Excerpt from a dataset
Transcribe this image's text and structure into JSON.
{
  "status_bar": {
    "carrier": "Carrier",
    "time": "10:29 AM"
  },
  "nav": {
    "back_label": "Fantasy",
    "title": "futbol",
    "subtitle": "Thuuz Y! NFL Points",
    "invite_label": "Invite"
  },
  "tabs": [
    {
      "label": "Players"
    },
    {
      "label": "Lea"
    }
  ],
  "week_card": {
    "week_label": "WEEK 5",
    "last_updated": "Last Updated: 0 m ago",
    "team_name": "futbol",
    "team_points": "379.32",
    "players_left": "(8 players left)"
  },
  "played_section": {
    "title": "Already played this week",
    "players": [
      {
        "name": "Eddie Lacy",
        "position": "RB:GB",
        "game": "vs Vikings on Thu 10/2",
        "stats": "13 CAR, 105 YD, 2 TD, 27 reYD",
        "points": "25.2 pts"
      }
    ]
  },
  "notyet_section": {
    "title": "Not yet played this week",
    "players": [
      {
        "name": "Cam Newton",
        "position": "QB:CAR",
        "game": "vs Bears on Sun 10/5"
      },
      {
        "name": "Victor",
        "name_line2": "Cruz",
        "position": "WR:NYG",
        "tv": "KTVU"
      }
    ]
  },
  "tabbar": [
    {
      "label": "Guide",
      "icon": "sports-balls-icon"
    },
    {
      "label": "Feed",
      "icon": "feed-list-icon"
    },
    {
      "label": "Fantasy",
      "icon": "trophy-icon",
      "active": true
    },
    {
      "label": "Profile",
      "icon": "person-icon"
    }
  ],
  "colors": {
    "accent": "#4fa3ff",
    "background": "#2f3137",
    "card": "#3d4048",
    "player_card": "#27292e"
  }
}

Given request:
Write the complete data out, exactly as above.

The answer:
Transcribe this image's text and structure into JSON.
{
  "status_bar": {
    "carrier": "Carrier",
    "time": "10:29 AM"
  },
  "nav": {
    "back_label": "Fantasy",
    "title": "futbol",
    "subtitle": "Thuuz Y! NFL Points",
    "invite_label": "Invite"
  },
  "tabs": [
    {
      "label": "Players"
    },
    {
      "label": "Lea"
    }
  ],
  "week_card": {
    "week_label": "WEEK 5",
    "last_updated": "Last Updated: 0 m ago",
    "team_name": "futbol",
    "team_points": "379.32",
    "players_left": "(8 players left)"
  },
  "played_section": {
    "title": "Already played this week",
    "players": [
      {
        "name": "Eddie Lacy",
        "position": "RB:GB",
        "game": "vs Vikings on Thu 10/2",
        "stats": "13 CAR, 105 YD, 2 TD, 27 reYD",
        "points": "25.2 pts"
      }
    ]
  },
  "notyet_section": {
    "title": "Not yet played this week",
    "players": [
      {
        "name": "Cam Newton",
        "position": "QB:CAR",
        "game": "vs Bears on Sun 10/5"
      },
      {
        "name": "Victor",
        "name_line2": "Cruz",
        "position": "WR:NYG",
        "tv": "KTVU"
      }
    ]
  },
  "tabbar": [
    {
      "label": "Guide",
      "icon": "sports-balls-icon"
    },
    {
      "label": "Feed",
      "icon": "feed-list-icon"
    },
    {
      "label": "Fantasy",
      "icon": "trophy-icon",
      "active": true
    },
    {
      "label": "Profile",
      "icon": "person-icon"
    }
  ],
  "colors": {
    "accent": "#4fa3ff",
    "background": "#2f3137",
    "card": "#3d4048",
    "player_card": "#27292e"
  }
}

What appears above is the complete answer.